▸ **Task details**
Nothing outside the lines from the one containing "What's the underlying" through the one containing "Extract the structured" should be copied, and no pictures either. Copy those lines exactly.

▸ **Given data**
** begin **
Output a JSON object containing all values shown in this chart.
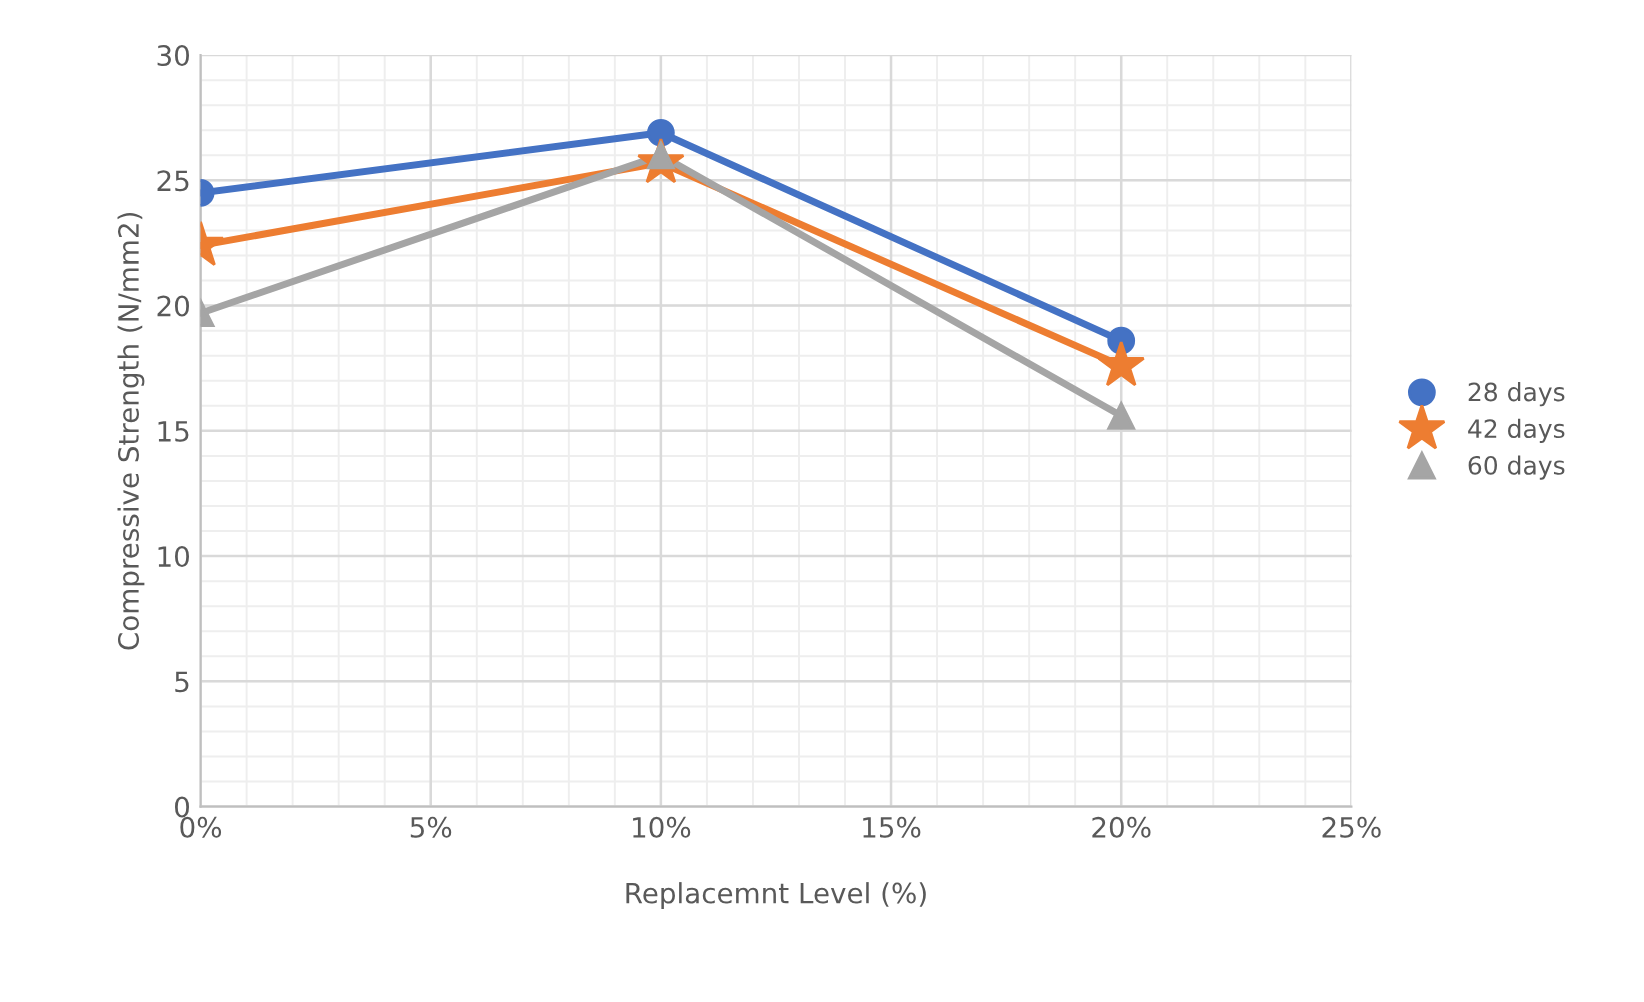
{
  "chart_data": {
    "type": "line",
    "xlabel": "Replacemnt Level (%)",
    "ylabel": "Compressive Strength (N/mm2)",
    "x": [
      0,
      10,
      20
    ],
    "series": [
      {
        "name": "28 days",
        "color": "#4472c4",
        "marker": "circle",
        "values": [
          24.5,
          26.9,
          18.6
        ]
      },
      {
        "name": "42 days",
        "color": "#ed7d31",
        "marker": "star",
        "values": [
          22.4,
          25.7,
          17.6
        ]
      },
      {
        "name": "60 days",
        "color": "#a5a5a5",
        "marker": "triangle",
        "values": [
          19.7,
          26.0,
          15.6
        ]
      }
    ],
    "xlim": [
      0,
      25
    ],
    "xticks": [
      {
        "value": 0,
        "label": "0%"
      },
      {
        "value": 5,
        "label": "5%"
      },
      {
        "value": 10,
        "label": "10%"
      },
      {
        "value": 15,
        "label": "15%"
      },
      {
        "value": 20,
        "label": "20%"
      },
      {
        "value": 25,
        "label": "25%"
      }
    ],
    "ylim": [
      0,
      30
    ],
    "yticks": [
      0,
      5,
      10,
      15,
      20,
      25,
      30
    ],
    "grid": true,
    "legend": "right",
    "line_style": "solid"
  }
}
** end **
** begin **
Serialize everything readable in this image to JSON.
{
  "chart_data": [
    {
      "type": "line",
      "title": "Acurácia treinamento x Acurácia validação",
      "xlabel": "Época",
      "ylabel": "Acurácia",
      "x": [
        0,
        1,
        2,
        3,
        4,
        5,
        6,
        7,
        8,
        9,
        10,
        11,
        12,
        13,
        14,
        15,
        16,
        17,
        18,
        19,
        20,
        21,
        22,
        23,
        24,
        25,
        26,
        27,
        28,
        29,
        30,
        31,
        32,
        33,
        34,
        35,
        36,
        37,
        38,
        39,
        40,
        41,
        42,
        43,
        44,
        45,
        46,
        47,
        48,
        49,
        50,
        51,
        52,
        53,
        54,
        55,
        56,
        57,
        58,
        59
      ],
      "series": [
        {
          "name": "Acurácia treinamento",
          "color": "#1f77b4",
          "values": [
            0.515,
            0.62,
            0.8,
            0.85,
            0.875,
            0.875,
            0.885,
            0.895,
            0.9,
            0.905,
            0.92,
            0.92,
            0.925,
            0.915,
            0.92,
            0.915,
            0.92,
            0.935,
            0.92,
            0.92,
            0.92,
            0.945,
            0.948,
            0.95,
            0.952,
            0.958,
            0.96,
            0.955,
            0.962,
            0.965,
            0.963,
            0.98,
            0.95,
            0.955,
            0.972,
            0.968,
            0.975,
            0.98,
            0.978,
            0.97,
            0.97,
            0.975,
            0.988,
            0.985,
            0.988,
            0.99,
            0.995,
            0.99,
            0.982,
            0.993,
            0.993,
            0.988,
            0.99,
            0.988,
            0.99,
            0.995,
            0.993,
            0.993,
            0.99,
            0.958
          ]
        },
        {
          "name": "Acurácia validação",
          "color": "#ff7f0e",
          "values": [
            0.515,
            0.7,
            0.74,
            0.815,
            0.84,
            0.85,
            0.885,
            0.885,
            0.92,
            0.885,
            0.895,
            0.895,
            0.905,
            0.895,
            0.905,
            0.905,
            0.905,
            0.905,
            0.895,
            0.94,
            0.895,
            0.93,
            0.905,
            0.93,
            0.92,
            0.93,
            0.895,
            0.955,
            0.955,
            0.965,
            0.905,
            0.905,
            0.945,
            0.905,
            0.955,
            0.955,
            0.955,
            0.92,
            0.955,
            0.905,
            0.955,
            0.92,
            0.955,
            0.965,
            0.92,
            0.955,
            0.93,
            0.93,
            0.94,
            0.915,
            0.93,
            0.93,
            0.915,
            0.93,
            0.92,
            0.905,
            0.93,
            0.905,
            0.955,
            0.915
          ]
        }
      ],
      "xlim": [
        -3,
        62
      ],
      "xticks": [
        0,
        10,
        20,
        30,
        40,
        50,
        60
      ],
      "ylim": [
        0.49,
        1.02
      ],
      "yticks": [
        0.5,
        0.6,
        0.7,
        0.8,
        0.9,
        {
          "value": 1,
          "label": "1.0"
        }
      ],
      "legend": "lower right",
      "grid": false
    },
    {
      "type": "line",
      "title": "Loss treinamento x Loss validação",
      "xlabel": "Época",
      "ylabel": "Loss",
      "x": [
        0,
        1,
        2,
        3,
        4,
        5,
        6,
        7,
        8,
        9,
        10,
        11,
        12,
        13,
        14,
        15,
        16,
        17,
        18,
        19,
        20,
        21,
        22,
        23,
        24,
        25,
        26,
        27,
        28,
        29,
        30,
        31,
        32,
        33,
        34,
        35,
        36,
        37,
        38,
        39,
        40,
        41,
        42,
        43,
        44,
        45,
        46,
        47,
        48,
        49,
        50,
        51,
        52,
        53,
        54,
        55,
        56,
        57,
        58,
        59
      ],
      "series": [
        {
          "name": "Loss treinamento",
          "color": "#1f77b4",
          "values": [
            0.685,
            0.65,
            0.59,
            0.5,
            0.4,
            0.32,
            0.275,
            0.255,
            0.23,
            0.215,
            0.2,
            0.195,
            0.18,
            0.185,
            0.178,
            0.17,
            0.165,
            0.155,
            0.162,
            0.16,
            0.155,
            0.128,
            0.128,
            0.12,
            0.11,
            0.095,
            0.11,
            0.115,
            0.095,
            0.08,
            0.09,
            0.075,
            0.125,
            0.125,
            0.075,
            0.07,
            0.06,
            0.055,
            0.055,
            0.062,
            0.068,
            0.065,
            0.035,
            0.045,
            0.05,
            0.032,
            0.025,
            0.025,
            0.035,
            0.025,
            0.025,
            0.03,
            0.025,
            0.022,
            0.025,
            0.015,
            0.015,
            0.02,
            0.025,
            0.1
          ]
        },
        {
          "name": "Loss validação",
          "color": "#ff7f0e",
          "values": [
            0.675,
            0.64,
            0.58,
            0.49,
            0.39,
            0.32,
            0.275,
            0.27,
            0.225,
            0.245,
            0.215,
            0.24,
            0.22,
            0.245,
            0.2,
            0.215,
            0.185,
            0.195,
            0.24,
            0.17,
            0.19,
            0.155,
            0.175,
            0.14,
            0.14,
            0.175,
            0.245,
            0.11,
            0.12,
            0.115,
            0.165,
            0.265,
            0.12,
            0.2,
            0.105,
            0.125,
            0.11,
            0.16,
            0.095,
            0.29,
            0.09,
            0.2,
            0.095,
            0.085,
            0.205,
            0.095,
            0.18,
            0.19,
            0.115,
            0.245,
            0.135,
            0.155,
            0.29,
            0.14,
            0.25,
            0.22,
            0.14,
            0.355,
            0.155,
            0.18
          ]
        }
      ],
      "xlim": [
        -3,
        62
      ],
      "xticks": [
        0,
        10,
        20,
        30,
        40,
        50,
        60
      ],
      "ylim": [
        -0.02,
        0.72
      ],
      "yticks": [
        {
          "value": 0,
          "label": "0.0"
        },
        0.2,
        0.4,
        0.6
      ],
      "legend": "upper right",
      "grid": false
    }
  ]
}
** end **
** begin **
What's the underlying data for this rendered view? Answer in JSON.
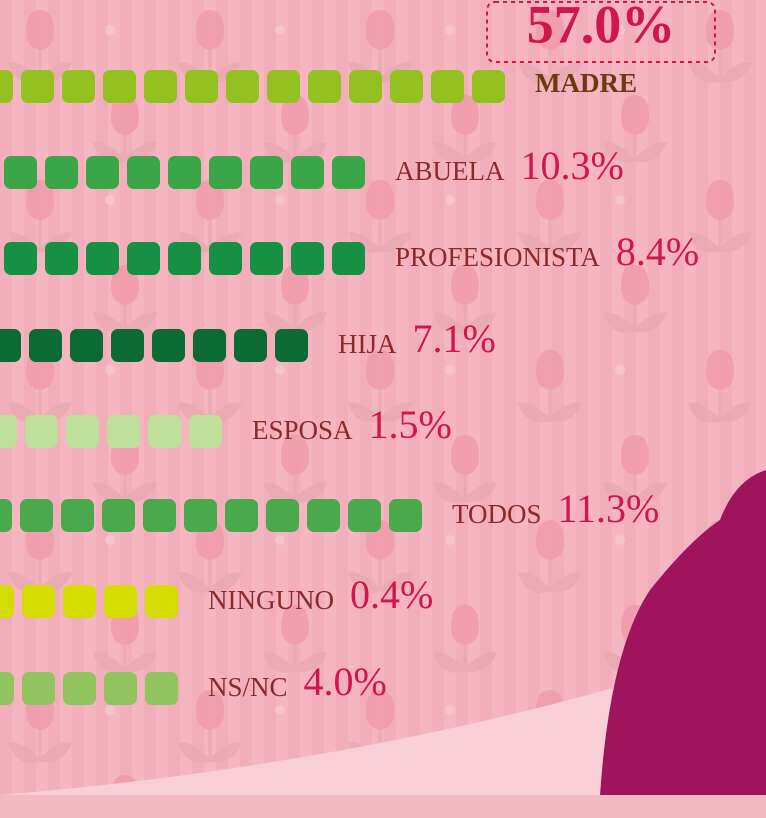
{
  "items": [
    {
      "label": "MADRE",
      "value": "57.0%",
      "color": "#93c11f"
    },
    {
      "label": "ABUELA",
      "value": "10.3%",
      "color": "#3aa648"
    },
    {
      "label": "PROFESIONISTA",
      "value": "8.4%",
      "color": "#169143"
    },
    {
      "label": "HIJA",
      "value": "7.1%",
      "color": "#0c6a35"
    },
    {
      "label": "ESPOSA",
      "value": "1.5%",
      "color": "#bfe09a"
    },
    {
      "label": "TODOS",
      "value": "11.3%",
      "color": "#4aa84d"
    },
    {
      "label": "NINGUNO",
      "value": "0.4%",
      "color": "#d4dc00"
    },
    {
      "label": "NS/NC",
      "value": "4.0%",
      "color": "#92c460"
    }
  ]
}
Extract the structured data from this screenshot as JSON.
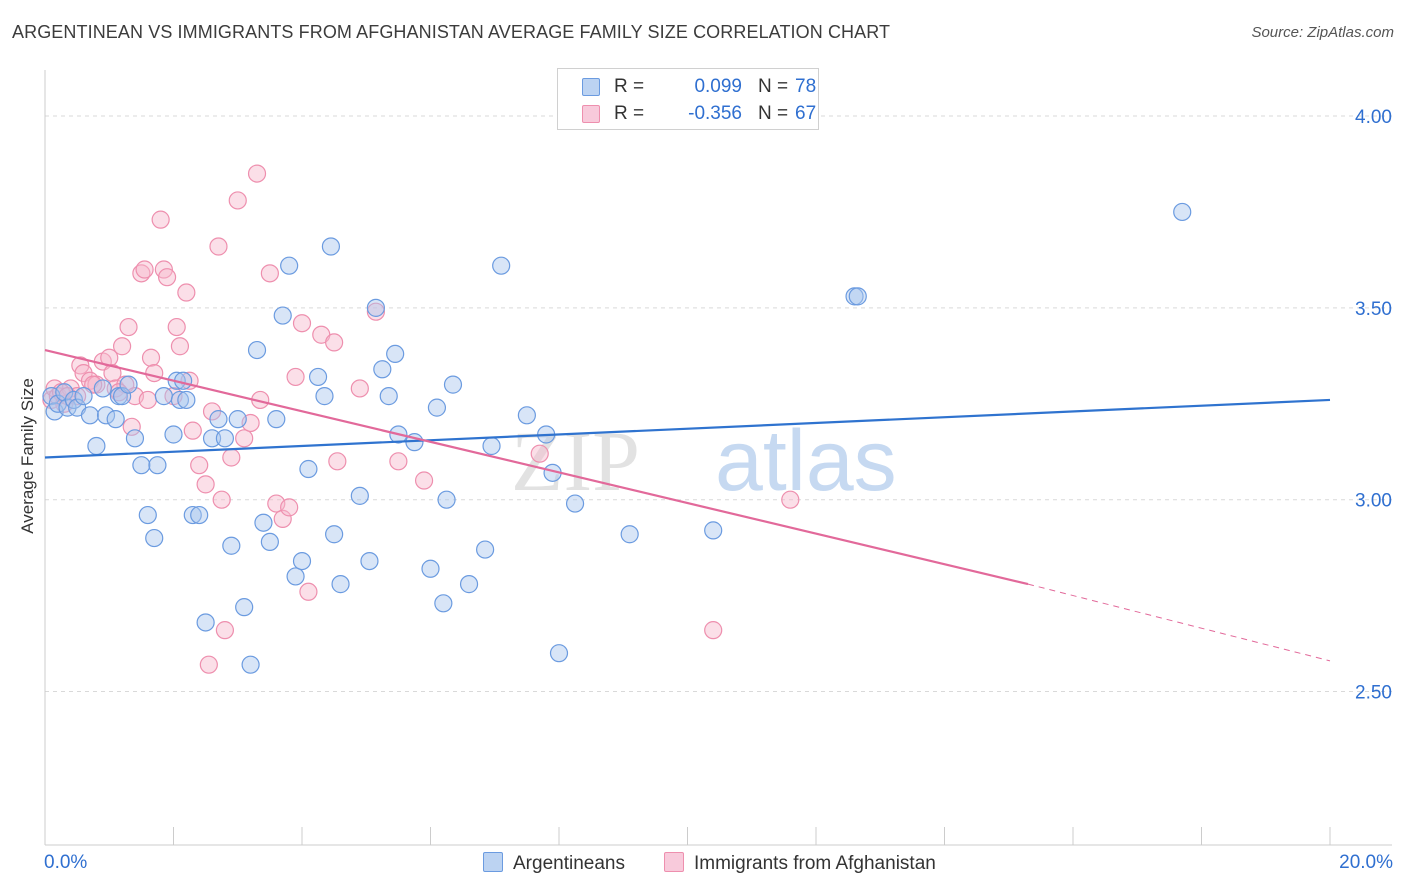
** end **
▸ **Answer to the task**
What's the underlying data for this rendered view? Answer in JSON.
{
  "items": [
    {
      "label": "MADRE",
      "value": "57.0%",
      "color": "#93c11f"
    },
    {
      "label": "ABUELA",
      "value": "10.3%",
      "color": "#3aa648"
    },
    {
      "label": "PROFESIONISTA",
      "value": "8.4%",
      "color": "#169143"
    },
    {
      "label": "HIJA",
      "value": "7.1%",
      "color": "#0c6a35"
    },
    {
      "label": "ESPOSA",
      "value": "1.5%",
      "color": "#bfe09a"
    },
    {
      "label": "TODOS",
      "value": "11.3%",
      "color": "#4aa84d"
    },
    {
      "label": "NINGUNO",
      "value": "0.4%",
      "color": "#d4dc00"
    },
    {
      "label": "NS/NC",
      "value": "4.0%",
      "color": "#92c460"
    }
  ]
}
Extract the structured data from this screenshot as JSON.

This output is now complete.